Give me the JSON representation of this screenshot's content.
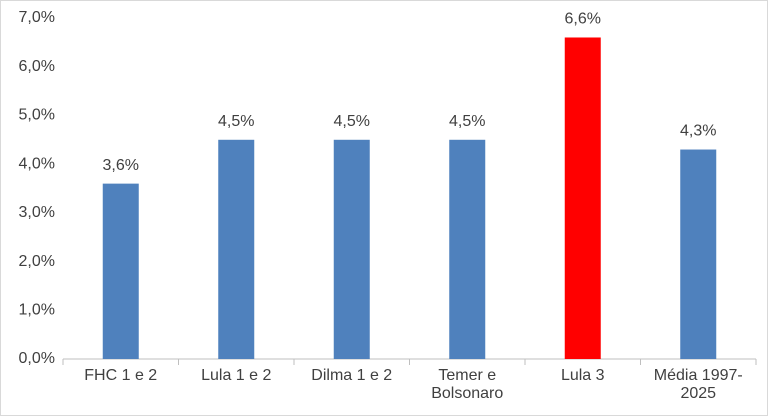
{
  "chart_data": {
    "type": "bar",
    "categories": [
      "FHC 1 e 2",
      "Lula 1 e 2",
      "Dilma 1 e 2",
      "Temer e Bolsonaro",
      "Lula 3",
      "Média 1997-2025"
    ],
    "values": [
      3.6,
      4.5,
      4.5,
      4.5,
      6.6,
      4.3
    ],
    "value_labels": [
      "3,6%",
      "4,5%",
      "4,5%",
      "4,5%",
      "6,6%",
      "4,3%"
    ],
    "colors": [
      "#4f81bd",
      "#4f81bd",
      "#4f81bd",
      "#4f81bd",
      "#ff0000",
      "#4f81bd"
    ],
    "ylim": [
      0,
      7
    ],
    "yticks": [
      {
        "value": 0,
        "label": "0,0%"
      },
      {
        "value": 1,
        "label": "1,0%"
      },
      {
        "value": 2,
        "label": "2,0%"
      },
      {
        "value": 3,
        "label": "3,0%"
      },
      {
        "value": 4,
        "label": "4,0%"
      },
      {
        "value": 5,
        "label": "5,0%"
      },
      {
        "value": 6,
        "label": "6,0%"
      },
      {
        "value": 7,
        "label": "7,0%"
      }
    ],
    "grid": false
  }
}
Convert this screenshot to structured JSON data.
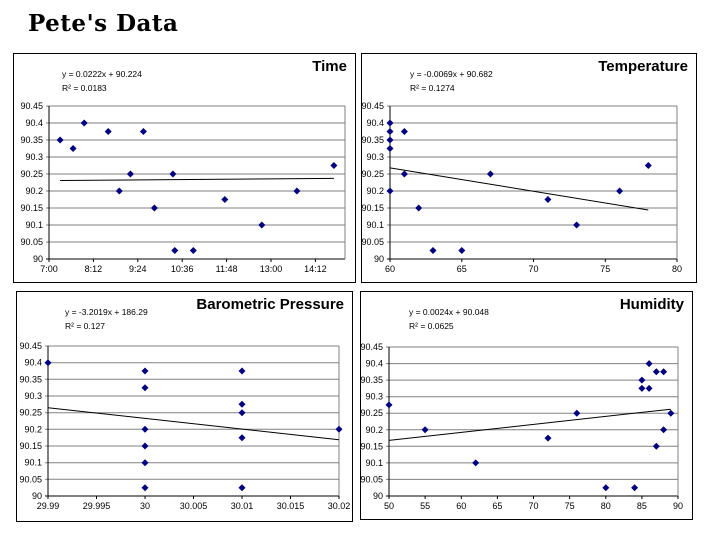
{
  "page_title": "Pete's Data",
  "colors": {
    "marker": "#000080",
    "gridline": "#808080",
    "axis": "#000000",
    "trendline": "#000000",
    "background": "#ffffff",
    "text": "#000000"
  },
  "y_axis": {
    "min": 90,
    "max": 90.45,
    "step": 0.05,
    "values": [
      90,
      90.05,
      90.1,
      90.15,
      90.2,
      90.25,
      90.3,
      90.35,
      90.4,
      90.45
    ],
    "labels": [
      "90",
      "90.05",
      "90.1",
      "90.15",
      "90.2",
      "90.25",
      "90.3",
      "90.35",
      "90.4",
      "90.45"
    ]
  },
  "chart_data": [
    {
      "type": "scatter",
      "title": "Time",
      "equation": "y = 0.0222x + 90.224",
      "r_squared": "R² = 0.0183",
      "xlabel": "",
      "ylabel": "",
      "x_ticks": [
        "7:00",
        "8:12",
        "9:24",
        "10:36",
        "11:48",
        "13:00",
        "14:12"
      ],
      "x_tick_values": [
        7.0,
        8.2,
        9.4,
        10.6,
        11.8,
        13.0,
        14.2
      ],
      "x_range": [
        7.0,
        15.0
      ],
      "ylim": [
        90,
        90.45
      ],
      "grid": true,
      "legend": false,
      "points": [
        [
          7.3,
          90.35
        ],
        [
          7.65,
          90.325
        ],
        [
          7.95,
          90.4
        ],
        [
          8.6,
          90.375
        ],
        [
          8.9,
          90.2
        ],
        [
          9.2,
          90.25
        ],
        [
          9.55,
          90.375
        ],
        [
          9.85,
          90.15
        ],
        [
          10.35,
          90.25
        ],
        [
          10.4,
          90.025
        ],
        [
          10.9,
          90.025
        ],
        [
          11.75,
          90.175
        ],
        [
          12.75,
          90.1
        ],
        [
          13.7,
          90.2
        ],
        [
          14.7,
          90.275
        ]
      ],
      "trendline": {
        "x1": 7.3,
        "y1": 90.231,
        "x2": 14.7,
        "y2": 90.237
      }
    },
    {
      "type": "scatter",
      "title": "Temperature",
      "equation": "y = -0.0069x + 90.682",
      "r_squared": "R² = 0.1274",
      "xlabel": "",
      "ylabel": "",
      "x_ticks": [
        "60",
        "65",
        "70",
        "75",
        "80"
      ],
      "x_tick_values": [
        60,
        65,
        70,
        75,
        80
      ],
      "x_range": [
        60,
        80
      ],
      "ylim": [
        90,
        90.45
      ],
      "grid": true,
      "legend": false,
      "points": [
        [
          60,
          90.4
        ],
        [
          60,
          90.375
        ],
        [
          60,
          90.35
        ],
        [
          60,
          90.325
        ],
        [
          60,
          90.2
        ],
        [
          61,
          90.375
        ],
        [
          61,
          90.25
        ],
        [
          62,
          90.15
        ],
        [
          63,
          90.025
        ],
        [
          65,
          90.025
        ],
        [
          67,
          90.25
        ],
        [
          71,
          90.175
        ],
        [
          73,
          90.1
        ],
        [
          76,
          90.2
        ],
        [
          78,
          90.275
        ]
      ],
      "trendline": {
        "x1": 60,
        "y1": 90.268,
        "x2": 78,
        "y2": 90.144
      }
    },
    {
      "type": "scatter",
      "title": "Barometric Pressure",
      "equation": "y = -3.2019x + 186.29",
      "r_squared": "R² = 0.127",
      "xlabel": "",
      "ylabel": "",
      "x_ticks": [
        "29.99",
        "29.995",
        "30",
        "30.005",
        "30.01",
        "30.015",
        "30.02"
      ],
      "x_tick_values": [
        29.99,
        29.995,
        30.0,
        30.005,
        30.01,
        30.015,
        30.02
      ],
      "x_range": [
        29.99,
        30.02
      ],
      "ylim": [
        90,
        90.45
      ],
      "grid": true,
      "legend": false,
      "points": [
        [
          29.99,
          90.4
        ],
        [
          30.0,
          90.375
        ],
        [
          30.0,
          90.325
        ],
        [
          30.0,
          90.2
        ],
        [
          30.0,
          90.15
        ],
        [
          30.0,
          90.1
        ],
        [
          30.0,
          90.025
        ],
        [
          30.01,
          90.375
        ],
        [
          30.01,
          90.275
        ],
        [
          30.01,
          90.25
        ],
        [
          30.01,
          90.175
        ],
        [
          30.01,
          90.025
        ],
        [
          30.02,
          90.2
        ]
      ],
      "trendline": {
        "x1": 29.99,
        "y1": 90.265,
        "x2": 30.02,
        "y2": 90.169
      }
    },
    {
      "type": "scatter",
      "title": "Humidity",
      "equation": "y = 0.0024x + 90.048",
      "r_squared": "R² = 0.0625",
      "xlabel": "",
      "ylabel": "",
      "x_ticks": [
        "50",
        "55",
        "60",
        "65",
        "70",
        "75",
        "80",
        "85",
        "90"
      ],
      "x_tick_values": [
        50,
        55,
        60,
        65,
        70,
        75,
        80,
        85,
        90
      ],
      "x_range": [
        50,
        90
      ],
      "ylim": [
        90,
        90.45
      ],
      "grid": true,
      "legend": false,
      "points": [
        [
          50,
          90.275
        ],
        [
          55,
          90.2
        ],
        [
          62,
          90.1
        ],
        [
          72,
          90.175
        ],
        [
          76,
          90.25
        ],
        [
          80,
          90.025
        ],
        [
          84,
          90.025
        ],
        [
          85,
          90.35
        ],
        [
          85,
          90.325
        ],
        [
          86,
          90.4
        ],
        [
          86,
          90.325
        ],
        [
          87,
          90.375
        ],
        [
          87,
          90.15
        ],
        [
          88,
          90.375
        ],
        [
          88,
          90.2
        ],
        [
          89,
          90.25
        ]
      ],
      "trendline": {
        "x1": 50,
        "y1": 90.168,
        "x2": 89,
        "y2": 90.262
      }
    }
  ]
}
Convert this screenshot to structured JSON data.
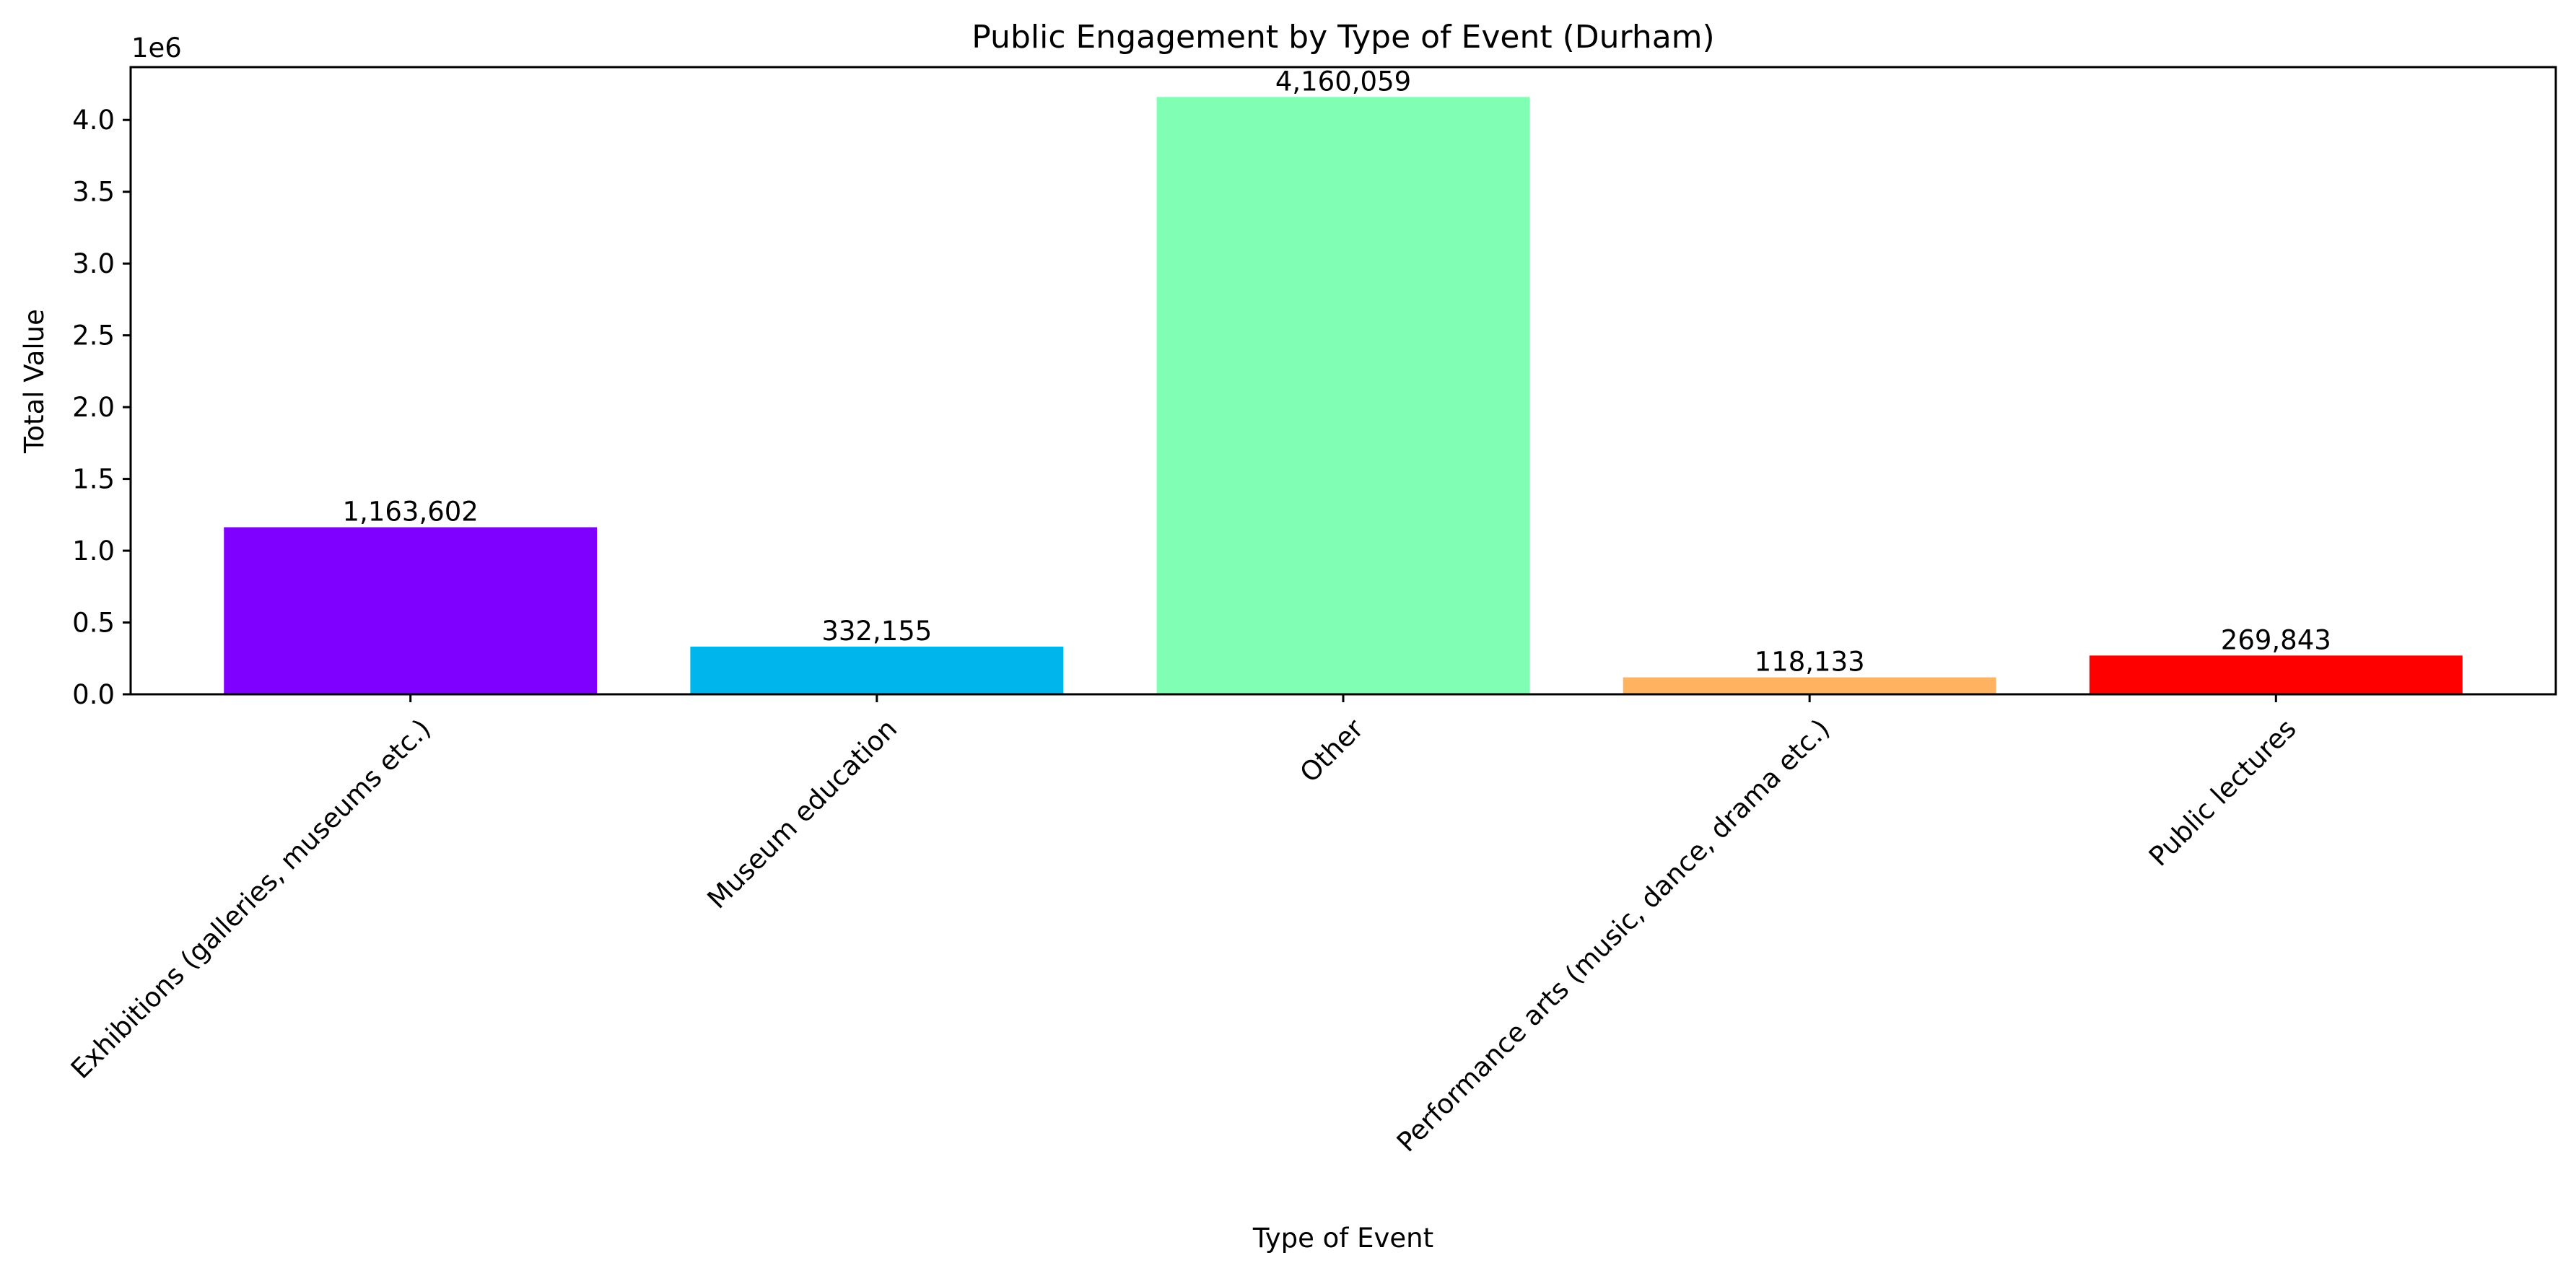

#### [Set exercise]
Quote each line of the listing exactly, but leave the pictures out.

#### [Reply]
Give me the JSON representation of this screenshot's content.
{
  "chart_data": {
    "type": "bar",
    "categories": [
      "FHC 1 e 2",
      "Lula 1 e 2",
      "Dilma 1 e 2",
      "Temer e Bolsonaro",
      "Lula 3",
      "Média 1997-2025"
    ],
    "values": [
      3.6,
      4.5,
      4.5,
      4.5,
      6.6,
      4.3
    ],
    "value_labels": [
      "3,6%",
      "4,5%",
      "4,5%",
      "4,5%",
      "6,6%",
      "4,3%"
    ],
    "colors": [
      "#4f81bd",
      "#4f81bd",
      "#4f81bd",
      "#4f81bd",
      "#ff0000",
      "#4f81bd"
    ],
    "ylim": [
      0,
      7
    ],
    "yticks": [
      {
        "value": 0,
        "label": "0,0%"
      },
      {
        "value": 1,
        "label": "1,0%"
      },
      {
        "value": 2,
        "label": "2,0%"
      },
      {
        "value": 3,
        "label": "3,0%"
      },
      {
        "value": 4,
        "label": "4,0%"
      },
      {
        "value": 5,
        "label": "5,0%"
      },
      {
        "value": 6,
        "label": "6,0%"
      },
      {
        "value": 7,
        "label": "7,0%"
      }
    ],
    "grid": false
  }
}
Convert this screenshot to structured JSON data.
{
  "page_title": "Pete's Data",
  "colors": {
    "marker": "#000080",
    "gridline": "#808080",
    "axis": "#000000",
    "trendline": "#000000",
    "background": "#ffffff",
    "text": "#000000"
  },
  "y_axis": {
    "min": 90,
    "max": 90.45,
    "step": 0.05,
    "values": [
      90,
      90.05,
      90.1,
      90.15,
      90.2,
      90.25,
      90.3,
      90.35,
      90.4,
      90.45
    ],
    "labels": [
      "90",
      "90.05",
      "90.1",
      "90.15",
      "90.2",
      "90.25",
      "90.3",
      "90.35",
      "90.4",
      "90.45"
    ]
  },
  "chart_data": [
    {
      "type": "scatter",
      "title": "Time",
      "equation": "y = 0.0222x + 90.224",
      "r_squared": "R² = 0.0183",
      "xlabel": "",
      "ylabel": "",
      "x_ticks": [
        "7:00",
        "8:12",
        "9:24",
        "10:36",
        "11:48",
        "13:00",
        "14:12"
      ],
      "x_tick_values": [
        7.0,
        8.2,
        9.4,
        10.6,
        11.8,
        13.0,
        14.2
      ],
      "x_range": [
        7.0,
        15.0
      ],
      "ylim": [
        90,
        90.45
      ],
      "grid": true,
      "legend": false,
      "points": [
        [
          7.3,
          90.35
        ],
        [
          7.65,
          90.325
        ],
        [
          7.95,
          90.4
        ],
        [
          8.6,
          90.375
        ],
        [
          8.9,
          90.2
        ],
        [
          9.2,
          90.25
        ],
        [
          9.55,
          90.375
        ],
        [
          9.85,
          90.15
        ],
        [
          10.35,
          90.25
        ],
        [
          10.4,
          90.025
        ],
        [
          10.9,
          90.025
        ],
        [
          11.75,
          90.175
        ],
        [
          12.75,
          90.1
        ],
        [
          13.7,
          90.2
        ],
        [
          14.7,
          90.275
        ]
      ],
      "trendline": {
        "x1": 7.3,
        "y1": 90.231,
        "x2": 14.7,
        "y2": 90.237
      }
    },
    {
      "type": "scatter",
      "title": "Temperature",
      "equation": "y = -0.0069x + 90.682",
      "r_squared": "R² = 0.1274",
      "xlabel": "",
      "ylabel": "",
      "x_ticks": [
        "60",
        "65",
        "70",
        "75",
        "80"
      ],
      "x_tick_values": [
        60,
        65,
        70,
        75,
        80
      ],
      "x_range": [
        60,
        80
      ],
      "ylim": [
        90,
        90.45
      ],
      "grid": true,
      "legend": false,
      "points": [
        [
          60,
          90.4
        ],
        [
          60,
          90.375
        ],
        [
          60,
          90.35
        ],
        [
          60,
          90.325
        ],
        [
          60,
          90.2
        ],
        [
          61,
          90.375
        ],
        [
          61,
          90.25
        ],
        [
          62,
          90.15
        ],
        [
          63,
          90.025
        ],
        [
          65,
          90.025
        ],
        [
          67,
          90.25
        ],
        [
          71,
          90.175
        ],
        [
          73,
          90.1
        ],
        [
          76,
          90.2
        ],
        [
          78,
          90.275
        ]
      ],
      "trendline": {
        "x1": 60,
        "y1": 90.268,
        "x2": 78,
        "y2": 90.144
      }
    },
    {
      "type": "scatter",
      "title": "Barometric Pressure",
      "equation": "y = -3.2019x + 186.29",
      "r_squared": "R² = 0.127",
      "xlabel": "",
      "ylabel": "",
      "x_ticks": [
        "29.99",
        "29.995",
        "30",
        "30.005",
        "30.01",
        "30.015",
        "30.02"
      ],
      "x_tick_values": [
        29.99,
        29.995,
        30.0,
        30.005,
        30.01,
        30.015,
        30.02
      ],
      "x_range": [
        29.99,
        30.02
      ],
      "ylim": [
        90,
        90.45
      ],
      "grid": true,
      "legend": false,
      "points": [
        [
          29.99,
          90.4
        ],
        [
          30.0,
          90.375
        ],
        [
          30.0,
          90.325
        ],
        [
          30.0,
          90.2
        ],
        [
          30.0,
          90.15
        ],
        [
          30.0,
          90.1
        ],
        [
          30.0,
          90.025
        ],
        [
          30.01,
          90.375
        ],
        [
          30.01,
          90.275
        ],
        [
          30.01,
          90.25
        ],
        [
          30.01,
          90.175
        ],
        [
          30.01,
          90.025
        ],
        [
          30.02,
          90.2
        ]
      ],
      "trendline": {
        "x1": 29.99,
        "y1": 90.265,
        "x2": 30.02,
        "y2": 90.169
      }
    },
    {
      "type": "scatter",
      "title": "Humidity",
      "equation": "y = 0.0024x + 90.048",
      "r_squared": "R² = 0.0625",
      "xlabel": "",
      "ylabel": "",
      "x_ticks": [
        "50",
        "55",
        "60",
        "65",
        "70",
        "75",
        "80",
        "85",
        "90"
      ],
      "x_tick_values": [
        50,
        55,
        60,
        65,
        70,
        75,
        80,
        85,
        90
      ],
      "x_range": [
        50,
        90
      ],
      "ylim": [
        90,
        90.45
      ],
      "grid": true,
      "legend": false,
      "points": [
        [
          50,
          90.275
        ],
        [
          55,
          90.2
        ],
        [
          62,
          90.1
        ],
        [
          72,
          90.175
        ],
        [
          76,
          90.25
        ],
        [
          80,
          90.025
        ],
        [
          84,
          90.025
        ],
        [
          85,
          90.35
        ],
        [
          85,
          90.325
        ],
        [
          86,
          90.4
        ],
        [
          86,
          90.325
        ],
        [
          87,
          90.375
        ],
        [
          87,
          90.15
        ],
        [
          88,
          90.375
        ],
        [
          88,
          90.2
        ],
        [
          89,
          90.25
        ]
      ],
      "trendline": {
        "x1": 50,
        "y1": 90.168,
        "x2": 89,
        "y2": 90.262
      }
    }
  ]
}
Convert this screenshot to structured JSON data.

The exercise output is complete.